> _SELECTED PASSAGE_
The Nono et al. (2014) hysteresis model

For water branch scanning curve, Nono et al. (2014) used the following equation:
$$ K_{\text{rw}}^{\text{Im}} (S_{\text{o}} ) = K_{\text{rw}}^{\text{Dr,Exp}} (S_{\text{o}}^{\text{Hyst}} ) + \left[ {\frac{{K_{\text{rw}}^{\text{Im,Exp}} (S_{\text{o}}^{\text{norm}} ) - K_{\text{rw}}^{\text{Im,Exp}} (S_{\text{o}}^{\text{norm}} )}}{{K_{\text{rw}}^{\text{Im,Exp}} (S_{\text{orw}}^{{\text{max}}} ) - K_{\text{rw}}^{\text{Dr,Exp}} (S_{\text{orw}}^{{\text{max}}} )}}} \right] \times \left[ {K_{\text{rw}}^{\text{Im,Exp}} (S_{\text{orw}} ) - K_{\text{rw}}^{\text{Dr,Exp}} (S_{\text{o}}^{\text{Hyst}} )} \right] $$
where \( K_{\text{rw}}^{\text{Dr,Exp}} (S_{\text{o}}^{\text{Hyst}} ) \) is primary drainage Krw at S o Hyst , \( K_{\text{rw}}^{\text{Im,Exp}} \) corresponds to the bounding imbibition Krw, a combination of Killough’s and Skjaeveland’s approach of construction.

> _TO-DO LIST_
(1) In the passage on the Nono et al. (2014) hysteresis model, swap "primary drainage" for "main drainage" and write out the part starting at "For water branch" and ending at "approach of construction.".
(2) From the entries, copy verbatim the lines starting at the one that contains "column-header[interactable]: Selection options" and ending at the one that contains "row-selector[interactable] [454,470,480,504]".
The entries that follow are unrelated to the passage on the hysteresis model.

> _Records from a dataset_
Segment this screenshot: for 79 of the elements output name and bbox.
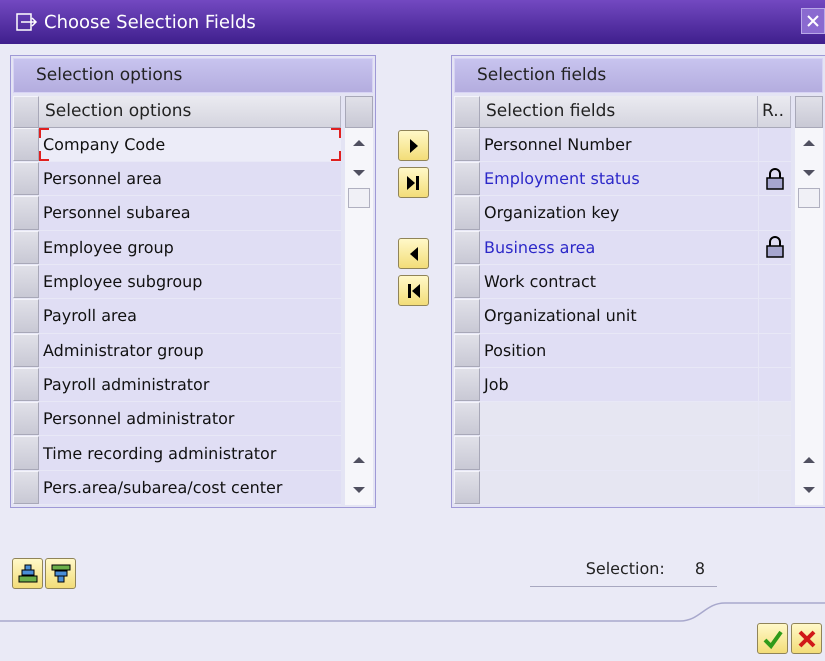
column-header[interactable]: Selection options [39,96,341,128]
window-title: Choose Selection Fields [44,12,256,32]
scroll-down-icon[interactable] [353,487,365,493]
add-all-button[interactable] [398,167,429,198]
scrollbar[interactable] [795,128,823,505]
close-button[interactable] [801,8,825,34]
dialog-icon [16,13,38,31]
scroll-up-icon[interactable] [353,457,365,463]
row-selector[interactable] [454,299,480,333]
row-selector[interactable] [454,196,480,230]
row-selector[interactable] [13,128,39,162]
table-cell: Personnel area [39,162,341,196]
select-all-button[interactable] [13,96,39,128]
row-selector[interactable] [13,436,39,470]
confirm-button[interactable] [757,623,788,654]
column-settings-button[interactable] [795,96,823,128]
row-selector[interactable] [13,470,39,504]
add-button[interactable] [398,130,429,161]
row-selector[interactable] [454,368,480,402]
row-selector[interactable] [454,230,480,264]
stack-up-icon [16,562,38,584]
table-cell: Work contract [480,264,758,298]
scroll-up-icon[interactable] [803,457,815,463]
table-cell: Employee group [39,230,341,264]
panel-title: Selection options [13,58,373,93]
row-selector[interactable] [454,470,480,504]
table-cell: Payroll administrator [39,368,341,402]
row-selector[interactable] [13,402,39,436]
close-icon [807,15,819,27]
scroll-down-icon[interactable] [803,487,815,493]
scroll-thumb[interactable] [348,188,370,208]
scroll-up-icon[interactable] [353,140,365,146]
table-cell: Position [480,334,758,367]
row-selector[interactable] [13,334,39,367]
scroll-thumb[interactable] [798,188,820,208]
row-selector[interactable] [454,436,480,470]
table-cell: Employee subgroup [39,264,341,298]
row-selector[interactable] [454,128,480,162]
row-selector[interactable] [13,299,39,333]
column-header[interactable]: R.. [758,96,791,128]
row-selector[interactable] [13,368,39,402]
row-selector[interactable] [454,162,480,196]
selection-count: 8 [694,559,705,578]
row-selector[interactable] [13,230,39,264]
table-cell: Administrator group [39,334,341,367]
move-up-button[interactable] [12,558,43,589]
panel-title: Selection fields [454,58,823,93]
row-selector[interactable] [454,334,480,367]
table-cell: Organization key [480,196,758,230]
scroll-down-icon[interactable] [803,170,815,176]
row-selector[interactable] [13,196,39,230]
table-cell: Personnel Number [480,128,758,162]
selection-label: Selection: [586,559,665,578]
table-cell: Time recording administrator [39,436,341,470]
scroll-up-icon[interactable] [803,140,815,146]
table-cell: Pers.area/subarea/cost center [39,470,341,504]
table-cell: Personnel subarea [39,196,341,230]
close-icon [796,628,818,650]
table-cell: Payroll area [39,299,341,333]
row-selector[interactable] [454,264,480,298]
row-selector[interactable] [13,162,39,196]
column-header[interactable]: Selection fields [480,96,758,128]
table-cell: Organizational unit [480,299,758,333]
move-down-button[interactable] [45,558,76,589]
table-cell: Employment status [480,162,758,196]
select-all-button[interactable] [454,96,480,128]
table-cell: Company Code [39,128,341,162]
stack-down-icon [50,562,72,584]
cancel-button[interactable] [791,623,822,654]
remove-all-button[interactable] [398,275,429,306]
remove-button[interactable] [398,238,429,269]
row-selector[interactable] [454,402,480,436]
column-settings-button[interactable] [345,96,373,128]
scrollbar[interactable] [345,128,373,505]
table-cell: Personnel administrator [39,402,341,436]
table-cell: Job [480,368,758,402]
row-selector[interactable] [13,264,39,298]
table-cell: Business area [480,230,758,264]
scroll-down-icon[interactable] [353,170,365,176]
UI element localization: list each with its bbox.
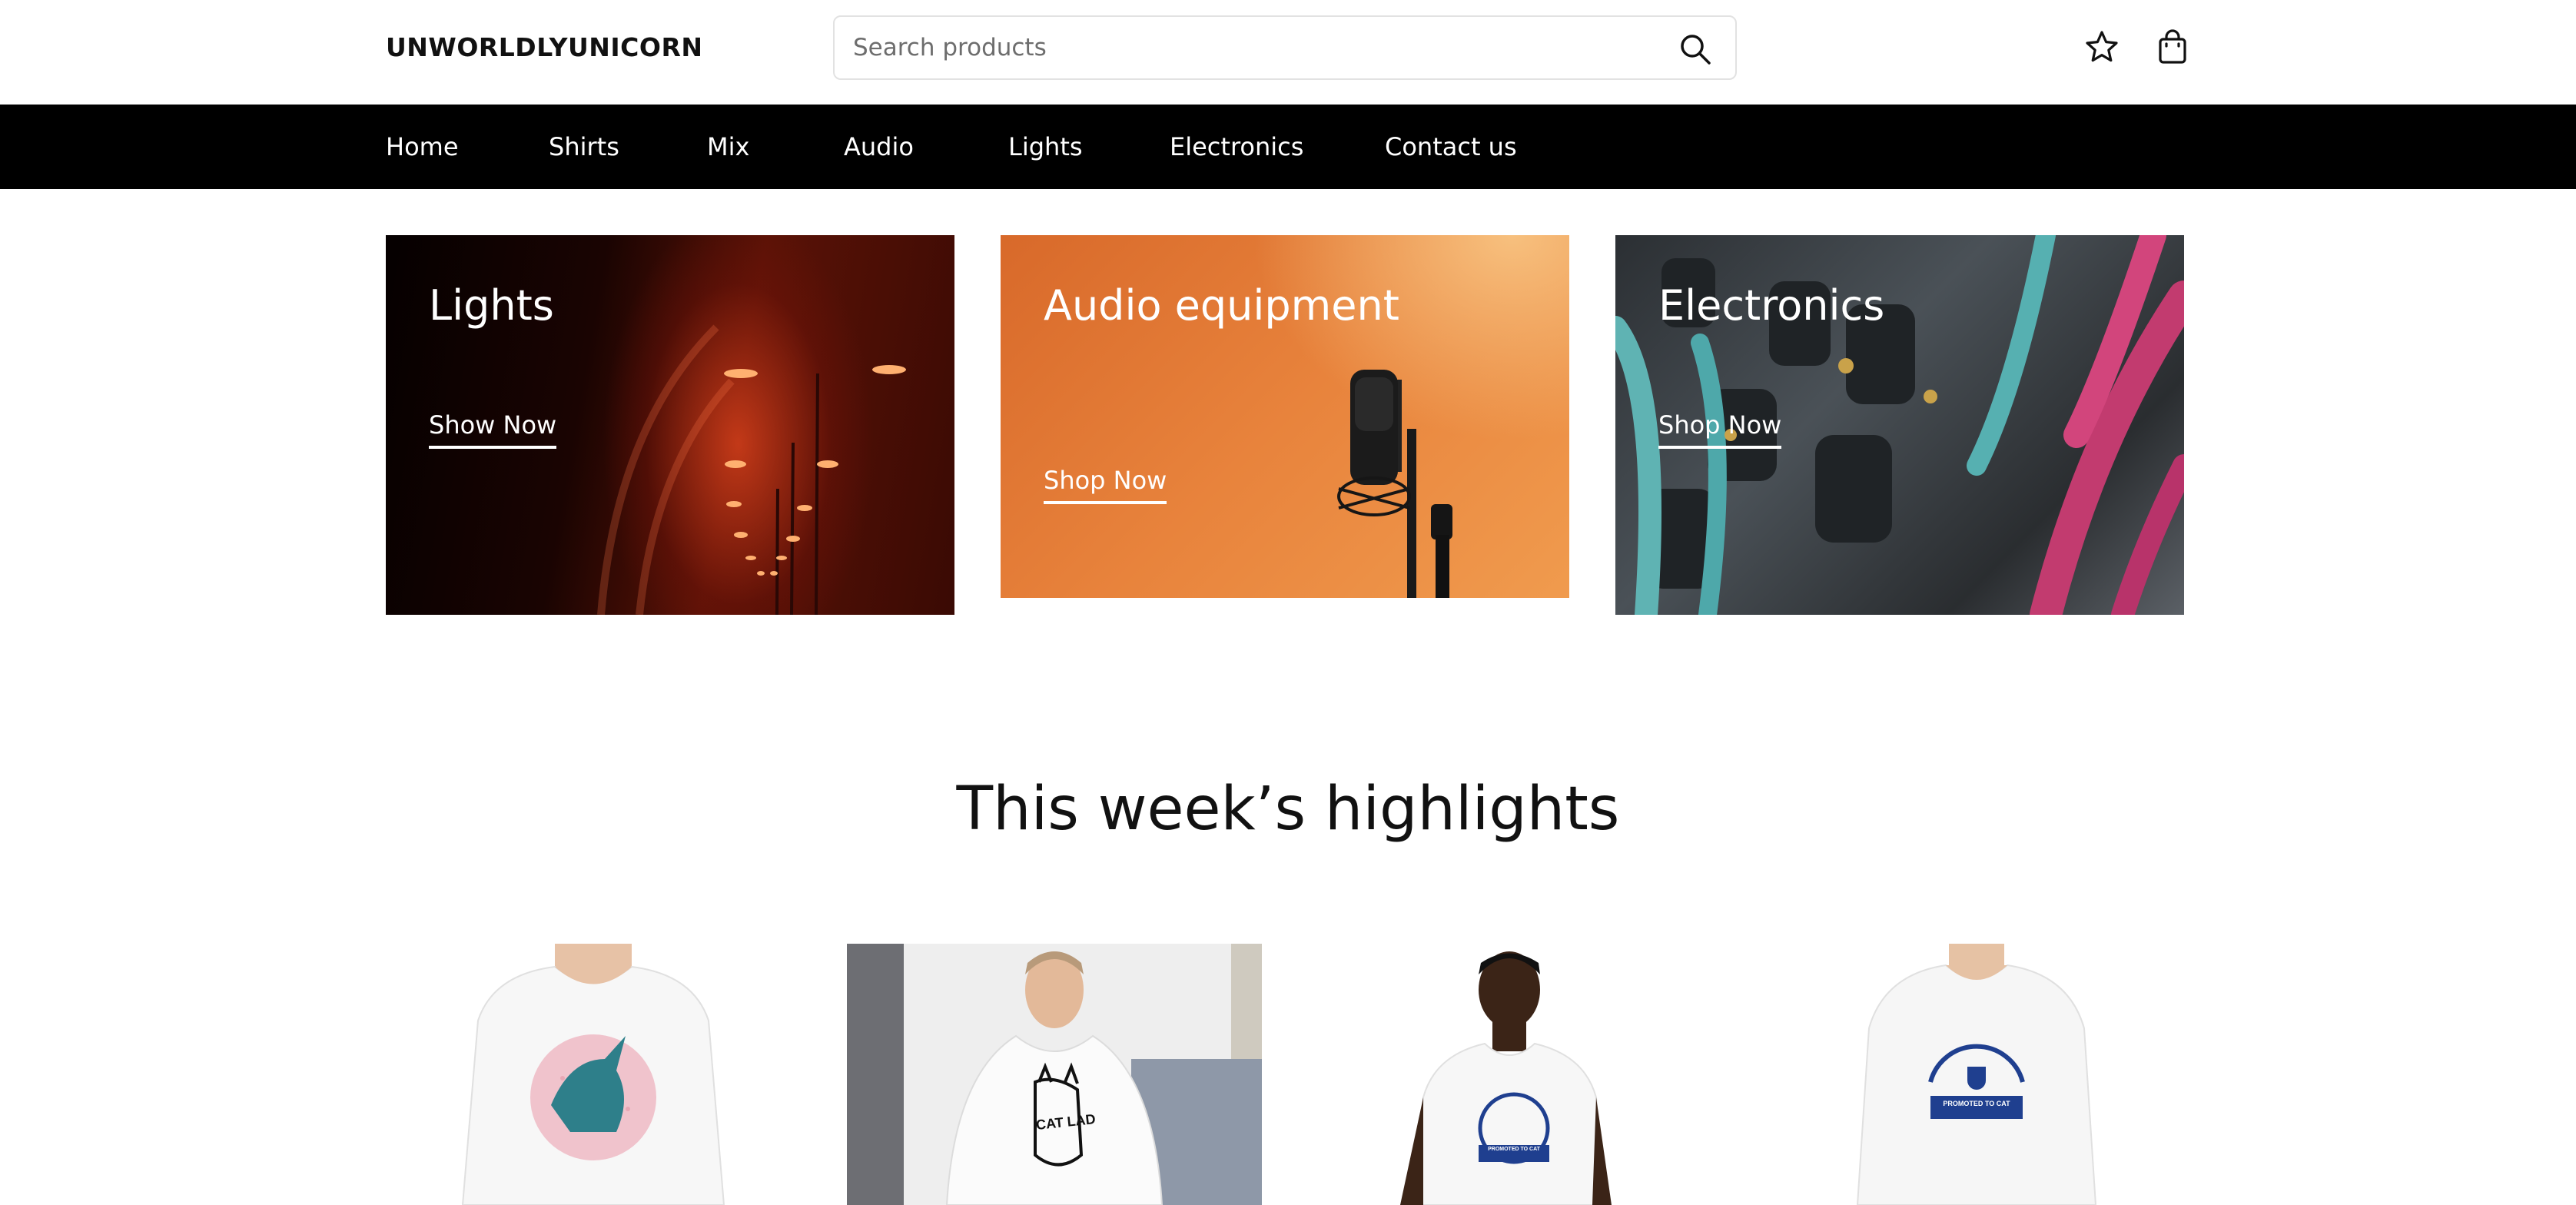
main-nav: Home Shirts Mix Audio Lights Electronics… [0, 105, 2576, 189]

> _EXPECTED RESPONSES_
(1)
For water branch scanning curve, Nono et al. (2014) used the following equation:
$$ K_{\text{rw}}^{\text{Im}} (S_{\text{o}} ) = K_{\text{rw}}^{\text{Dr,Exp}} (S_{\text{o}}^{\text{Hyst}} ) + \left[ {\frac{{K_{\text{rw}}^{\text{Im,Exp}} (S_{\text{o}}^{\text{norm}} ) - K_{\text{rw}}^{\text{Im,Exp}} (S_{\text{o}}^{\text{norm}} )}}{{K_{\text{rw}}^{\text{Im,Exp}} (S_{\text{orw}}^{{\text{max}}} ) - K_{\text{rw}}^{\text{Dr,Exp}} (S_{\text{orw}}^{{\text{max}}} )}}} \right] \times \left[ {K_{\text{rw}}^{\text{Im,Exp}} (S_{\text{orw}} ) - K_{\text{rw}}^{\text{Dr,Exp}} (S_{\text{o}}^{\text{Hyst}} )} \right] $$
where \( K_{\text{rw}}^{\text{Dr,Exp}} (S_{\text{o}}^{\text{Hyst}} ) \) is main drainage Krw at S o Hyst , \( K_{\text{rw}}^{\text{Im,Exp}} \) corresponds to the bounding imbibition Krw, a combination of Killough’s and Skjaeveland’s approach of construction.

(2)
column-header[interactable]: Selection options [39,96,341,128]
window-title: Choose Selection Fields [44,12,256,32]
scroll-down-icon[interactable] [353,487,365,493]
add-all-button[interactable] [398,167,429,198]
scrollbar[interactable] [795,128,823,505]
close-button[interactable] [801,8,825,34]
dialog-icon [16,13,38,31]
scroll-up-icon[interactable] [353,457,365,463]
row-selector[interactable] [454,299,480,333]
row-selector[interactable] [454,196,480,230]
row-selector[interactable] [13,128,39,162]
table-cell: Personnel area [39,162,341,196]
select-all-button[interactable] [13,96,39,128]
row-selector[interactable] [13,436,39,470]
confirm-button[interactable] [757,623,788,654]
column-settings-button[interactable] [795,96,823,128]
row-selector[interactable] [13,470,39,504]
add-button[interactable] [398,130,429,161]
row-selector[interactable] [454,368,480,402]
row-selector[interactable] [454,230,480,264]
stack-up-icon [16,562,38,584]
table-cell: Work contract [480,264,758,298]
scroll-up-icon[interactable] [803,457,815,463]
table-cell: Employee group [39,230,341,264]
panel-title: Selection options [13,58,373,93]
row-selector[interactable] [454,470,480,504]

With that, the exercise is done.